Given instruction: Extract the entries in their exact form.

--- Provided data ---

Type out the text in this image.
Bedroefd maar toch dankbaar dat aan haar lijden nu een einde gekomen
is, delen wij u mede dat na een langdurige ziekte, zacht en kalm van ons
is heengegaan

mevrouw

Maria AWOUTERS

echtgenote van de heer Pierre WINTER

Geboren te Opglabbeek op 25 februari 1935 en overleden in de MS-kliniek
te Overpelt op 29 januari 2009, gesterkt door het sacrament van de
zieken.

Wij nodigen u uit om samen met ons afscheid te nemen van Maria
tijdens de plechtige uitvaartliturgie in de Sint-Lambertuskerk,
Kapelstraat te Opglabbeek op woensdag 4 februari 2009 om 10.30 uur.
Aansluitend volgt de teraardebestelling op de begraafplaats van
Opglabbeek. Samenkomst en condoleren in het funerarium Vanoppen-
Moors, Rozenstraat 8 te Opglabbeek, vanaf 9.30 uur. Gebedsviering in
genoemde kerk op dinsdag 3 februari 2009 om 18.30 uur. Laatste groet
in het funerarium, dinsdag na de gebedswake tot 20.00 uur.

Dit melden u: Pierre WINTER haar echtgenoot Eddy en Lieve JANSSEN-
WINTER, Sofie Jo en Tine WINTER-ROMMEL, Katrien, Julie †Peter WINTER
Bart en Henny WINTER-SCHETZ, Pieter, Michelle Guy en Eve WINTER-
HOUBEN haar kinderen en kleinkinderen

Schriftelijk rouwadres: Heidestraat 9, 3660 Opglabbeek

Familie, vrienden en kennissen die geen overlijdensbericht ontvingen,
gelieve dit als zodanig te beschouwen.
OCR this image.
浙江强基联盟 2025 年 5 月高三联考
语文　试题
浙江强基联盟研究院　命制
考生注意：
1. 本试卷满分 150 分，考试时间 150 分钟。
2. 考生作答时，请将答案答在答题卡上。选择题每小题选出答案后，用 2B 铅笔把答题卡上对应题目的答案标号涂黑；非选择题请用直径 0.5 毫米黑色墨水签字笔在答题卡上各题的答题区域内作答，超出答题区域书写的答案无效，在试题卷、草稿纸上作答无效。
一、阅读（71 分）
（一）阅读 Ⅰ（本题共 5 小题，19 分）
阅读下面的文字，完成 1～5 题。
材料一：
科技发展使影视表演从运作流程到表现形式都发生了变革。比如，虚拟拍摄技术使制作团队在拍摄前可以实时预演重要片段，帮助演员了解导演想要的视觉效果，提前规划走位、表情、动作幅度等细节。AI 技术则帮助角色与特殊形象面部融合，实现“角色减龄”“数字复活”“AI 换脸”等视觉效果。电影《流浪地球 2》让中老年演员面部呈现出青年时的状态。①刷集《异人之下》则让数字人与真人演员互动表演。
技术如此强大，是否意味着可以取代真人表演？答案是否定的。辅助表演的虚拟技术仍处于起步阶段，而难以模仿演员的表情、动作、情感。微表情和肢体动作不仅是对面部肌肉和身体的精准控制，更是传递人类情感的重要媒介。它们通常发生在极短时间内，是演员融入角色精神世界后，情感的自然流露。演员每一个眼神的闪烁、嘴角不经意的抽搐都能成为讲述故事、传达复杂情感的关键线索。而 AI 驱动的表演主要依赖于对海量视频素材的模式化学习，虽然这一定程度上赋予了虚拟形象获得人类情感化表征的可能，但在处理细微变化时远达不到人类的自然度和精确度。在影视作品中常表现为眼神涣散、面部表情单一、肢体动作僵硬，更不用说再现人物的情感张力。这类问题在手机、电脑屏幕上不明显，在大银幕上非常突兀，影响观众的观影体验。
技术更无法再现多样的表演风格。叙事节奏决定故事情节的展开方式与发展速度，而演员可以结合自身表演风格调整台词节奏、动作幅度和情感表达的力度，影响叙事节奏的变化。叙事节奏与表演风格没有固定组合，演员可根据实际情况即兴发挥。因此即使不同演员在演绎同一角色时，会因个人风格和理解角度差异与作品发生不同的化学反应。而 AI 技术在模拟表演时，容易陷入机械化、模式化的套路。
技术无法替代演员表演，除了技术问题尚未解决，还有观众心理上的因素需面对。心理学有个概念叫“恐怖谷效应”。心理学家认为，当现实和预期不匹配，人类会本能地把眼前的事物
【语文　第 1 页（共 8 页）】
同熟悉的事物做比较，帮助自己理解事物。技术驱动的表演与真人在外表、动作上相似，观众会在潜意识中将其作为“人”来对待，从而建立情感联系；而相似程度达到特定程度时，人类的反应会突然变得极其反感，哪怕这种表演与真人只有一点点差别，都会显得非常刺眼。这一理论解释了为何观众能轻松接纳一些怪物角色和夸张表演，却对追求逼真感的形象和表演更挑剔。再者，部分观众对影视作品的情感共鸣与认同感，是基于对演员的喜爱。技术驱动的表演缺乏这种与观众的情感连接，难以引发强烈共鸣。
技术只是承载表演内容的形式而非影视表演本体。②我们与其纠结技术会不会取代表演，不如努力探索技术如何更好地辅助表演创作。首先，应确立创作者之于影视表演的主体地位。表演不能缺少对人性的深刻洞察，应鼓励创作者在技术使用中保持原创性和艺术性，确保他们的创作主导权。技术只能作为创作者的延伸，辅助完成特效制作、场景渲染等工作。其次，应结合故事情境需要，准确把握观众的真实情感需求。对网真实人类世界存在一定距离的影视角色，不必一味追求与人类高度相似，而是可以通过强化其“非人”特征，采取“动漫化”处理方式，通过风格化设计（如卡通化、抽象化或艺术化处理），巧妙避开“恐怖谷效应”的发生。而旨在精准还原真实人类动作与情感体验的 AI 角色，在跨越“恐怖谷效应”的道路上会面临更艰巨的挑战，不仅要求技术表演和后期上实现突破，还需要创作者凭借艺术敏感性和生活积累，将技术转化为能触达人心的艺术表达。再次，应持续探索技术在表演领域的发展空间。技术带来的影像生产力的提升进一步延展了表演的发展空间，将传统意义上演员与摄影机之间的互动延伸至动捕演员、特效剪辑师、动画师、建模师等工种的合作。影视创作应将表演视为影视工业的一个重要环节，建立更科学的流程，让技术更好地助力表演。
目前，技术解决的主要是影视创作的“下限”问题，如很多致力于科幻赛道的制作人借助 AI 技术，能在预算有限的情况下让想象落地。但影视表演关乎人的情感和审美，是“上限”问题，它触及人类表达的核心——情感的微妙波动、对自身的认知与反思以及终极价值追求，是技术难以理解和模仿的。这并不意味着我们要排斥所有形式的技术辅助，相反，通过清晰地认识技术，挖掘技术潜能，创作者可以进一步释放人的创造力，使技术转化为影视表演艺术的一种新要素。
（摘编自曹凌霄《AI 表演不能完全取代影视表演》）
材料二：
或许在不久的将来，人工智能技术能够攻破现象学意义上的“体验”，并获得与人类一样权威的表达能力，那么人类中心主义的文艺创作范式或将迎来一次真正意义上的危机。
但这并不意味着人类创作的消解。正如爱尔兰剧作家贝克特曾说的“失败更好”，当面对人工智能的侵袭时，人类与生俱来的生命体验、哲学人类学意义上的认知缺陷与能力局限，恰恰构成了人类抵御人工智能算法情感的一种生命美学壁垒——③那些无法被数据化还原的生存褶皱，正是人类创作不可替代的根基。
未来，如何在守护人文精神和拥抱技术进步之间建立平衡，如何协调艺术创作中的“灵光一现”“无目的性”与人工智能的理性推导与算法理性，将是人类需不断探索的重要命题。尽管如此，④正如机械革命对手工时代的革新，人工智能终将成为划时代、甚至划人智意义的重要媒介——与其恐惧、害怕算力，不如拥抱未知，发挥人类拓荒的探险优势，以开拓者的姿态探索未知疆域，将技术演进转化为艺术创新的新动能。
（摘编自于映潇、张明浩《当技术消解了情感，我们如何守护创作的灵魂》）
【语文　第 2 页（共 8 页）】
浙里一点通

---

Solution for this problem:
Type out the text in this image.
Bedroefd maar toch dankbaar dat aan haar lijden nu een einde gekomen
is, delen wij u mede dat na een langdurige ziekte, zacht en kalm van ons
is heengegaan

mevrouw

Maria AWOUTERS

echtgenote van de heer Pierre WINTER

Geboren te Opglabbeek op 25 februari 1935 en overleden in de MS-kliniek
te Overpelt op 29 januari 2009, gesterkt door het sacrament van de
zieken.

Wij nodigen u uit om samen met ons afscheid te nemen van Maria
tijdens de plechtige uitvaartliturgie in de Sint-Lambertuskerk,
Kapelstraat te Opglabbeek op woensdag 4 februari 2009 om 10.30 uur.
Aansluitend volgt de teraardebestelling op de begraafplaats van
Opglabbeek. Samenkomst en condoleren in het funerarium Vanoppen-
Moors, Rozenstraat 8 te Opglabbeek, vanaf 9.30 uur. Gebedsviering in
genoemde kerk op dinsdag 3 februari 2009 om 18.30 uur. Laatste groet
in het funerarium, dinsdag na de gebedswake tot 20.00 uur.

Dit melden u: Pierre WINTER haar echtgenoot Eddy en Lieve JANSSEN-
WINTER, Sofie Jo en Tine WINTER-ROMMEL, Katrien, Julie †Peter WINTER
Bart en Henny WINTER-SCHETZ, Pieter, Michelle Guy en Eve WINTER-
HOUBEN haar kinderen en kleinkinderen

Schriftelijk rouwadres: Heidestraat 9, 3660 Opglabbeek

Familie, vrienden en kennissen die geen overlijdensbericht ontvingen,
gelieve dit als zodanig te beschouwen.
OCR this image.
浙江强基联盟 2025 年 5 月高三联考
语文　试题
浙江强基联盟研究院　命制
考生注意：
1. 本试卷满分 150 分，考试时间 150 分钟。
2. 考生作答时，请将答案答在答题卡上。选择题每小题选出答案后，用 2B 铅笔把答题卡上对应题目的答案标号涂黑；非选择题请用直径 0.5 毫米黑色墨水签字笔在答题卡上各题的答题区域内作答，超出答题区域书写的答案无效，在试题卷、草稿纸上作答无效。
一、阅读（71 分）
（一）阅读 Ⅰ（本题共 5 小题，19 分）
阅读下面的文字，完成 1～5 题。
材料一：
科技发展使影视表演从运作流程到表现形式都发生了变革。比如，虚拟拍摄技术使制作团队在拍摄前可以实时预演重要片段，帮助演员了解导演想要的视觉效果，提前规划走位、表情、动作幅度等细节。AI 技术则帮助角色与特殊形象面部融合，实现“角色减龄”“数字复活”“AI 换脸”等视觉效果。电影《流浪地球 2》让中老年演员面部呈现出青年时的状态。①刷集《异人之下》则让数字人与真人演员互动表演。
技术如此强大，是否意味着可以取代真人表演？答案是否定的。辅助表演的虚拟技术仍处于起步阶段，而难以模仿演员的表情、动作、情感。微表情和肢体动作不仅是对面部肌肉和身体的精准控制，更是传递人类情感的重要媒介。它们通常发生在极短时间内，是演员融入角色精神世界后，情感的自然流露。演员每一个眼神的闪烁、嘴角不经意的抽搐都能成为讲述故事、传达复杂情感的关键线索。而 AI 驱动的表演主要依赖于对海量视频素材的模式化学习，虽然这一定程度上赋予了虚拟形象获得人类情感化表征的可能，但在处理细微变化时远达不到人类的自然度和精确度。在影视作品中常表现为眼神涣散、面部表情单一、肢体动作僵硬，更不用说再现人物的情感张力。这类问题在手机、电脑屏幕上不明显，在大银幕上非常突兀，影响观众的观影体验。
技术更无法再现多样的表演风格。叙事节奏决定故事情节的展开方式与发展速度，而演员可以结合自身表演风格调整台词节奏、动作幅度和情感表达的力度，影响叙事节奏的变化。叙事节奏与表演风格没有固定组合，演员可根据实际情况即兴发挥。因此即使不同演员在演绎同一角色时，会因个人风格和理解角度差异与作品发生不同的化学反应。而 AI 技术在模拟表演时，容易陷入机械化、模式化的套路。
技术无法替代演员表演，除了技术问题尚未解决，还有观众心理上的因素需面对。心理学有个概念叫“恐怖谷效应”。心理学家认为，当现实和预期不匹配，人类会本能地把眼前的事物
【语文　第 1 页（共 8 页）】
同熟悉的事物做比较，帮助自己理解事物。技术驱动的表演与真人在外表、动作上相似，观众会在潜意识中将其作为“人”来对待，从而建立情感联系；而相似程度达到特定程度时，人类的反应会突然变得极其反感，哪怕这种表演与真人只有一点点差别，都会显得非常刺眼。这一理论解释了为何观众能轻松接纳一些怪物角色和夸张表演，却对追求逼真感的形象和表演更挑剔。再者，部分观众对影视作品的情感共鸣与认同感，是基于对演员的喜爱。技术驱动的表演缺乏这种与观众的情感连接，难以引发强烈共鸣。
技术只是承载表演内容的形式而非影视表演本体。②我们与其纠结技术会不会取代表演，不如努力探索技术如何更好地辅助表演创作。首先，应确立创作者之于影视表演的主体地位。表演不能缺少对人性的深刻洞察，应鼓励创作者在技术使用中保持原创性和艺术性，确保他们的创作主导权。技术只能作为创作者的延伸，辅助完成特效制作、场景渲染等工作。其次，应结合故事情境需要，准确把握观众的真实情感需求。对网真实人类世界存在一定距离的影视角色，不必一味追求与人类高度相似，而是可以通过强化其“非人”特征，采取“动漫化”处理方式，通过风格化设计（如卡通化、抽象化或艺术化处理），巧妙避开“恐怖谷效应”的发生。而旨在精准还原真实人类动作与情感体验的 AI 角色，在跨越“恐怖谷效应”的道路上会面临更艰巨的挑战，不仅要求技术表演和后期上实现突破，还需要创作者凭借艺术敏感性和生活积累，将技术转化为能触达人心的艺术表达。再次，应持续探索技术在表演领域的发展空间。技术带来的影像生产力的提升进一步延展了表演的发展空间，将传统意义上演员与摄影机之间的互动延伸至动捕演员、特效剪辑师、动画师、建模师等工种的合作。影视创作应将表演视为影视工业的一个重要环节，建立更科学的流程，让技术更好地助力表演。
目前，技术解决的主要是影视创作的“下限”问题，如很多致力于科幻赛道的制作人借助 AI 技术，能在预算有限的情况下让想象落地。但影视表演关乎人的情感和审美，是“上限”问题，它触及人类表达的核心——情感的微妙波动、对自身的认知与反思以及终极价值追求，是技术难以理解和模仿的。这并不意味着我们要排斥所有形式的技术辅助，相反，通过清晰地认识技术，挖掘技术潜能，创作者可以进一步释放人的创造力，使技术转化为影视表演艺术的一种新要素。
（摘编自曹凌霄《AI 表演不能完全取代影视表演》）
材料二：
或许在不久的将来，人工智能技术能够攻破现象学意义上的“体验”，并获得与人类一样权威的表达能力，那么人类中心主义的文艺创作范式或将迎来一次真正意义上的危机。
但这并不意味着人类创作的消解。正如爱尔兰剧作家贝克特曾说的“失败更好”，当面对人工智能的侵袭时，人类与生俱来的生命体验、哲学人类学意义上的认知缺陷与能力局限，恰恰构成了人类抵御人工智能算法情感的一种生命美学壁垒——③那些无法被数据化还原的生存褶皱，正是人类创作不可替代的根基。
未来，如何在守护人文精神和拥抱技术进步之间建立平衡，如何协调艺术创作中的“灵光一现”“无目的性”与人工智能的理性推导与算法理性，将是人类需不断探索的重要命题。尽管如此，④正如机械革命对手工时代的革新，人工智能终将成为划时代、甚至划人智意义的重要媒介——与其恐惧、害怕算力，不如拥抱未知，发挥人类拓荒的探险优势，以开拓者的姿态探索未知疆域，将技术演进转化为艺术创新的新动能。
（摘编自于映潇、张明浩《当技术消解了情感，我们如何守护创作的灵魂》）
【语文　第 2 页（共 8 页）】
浙里一点通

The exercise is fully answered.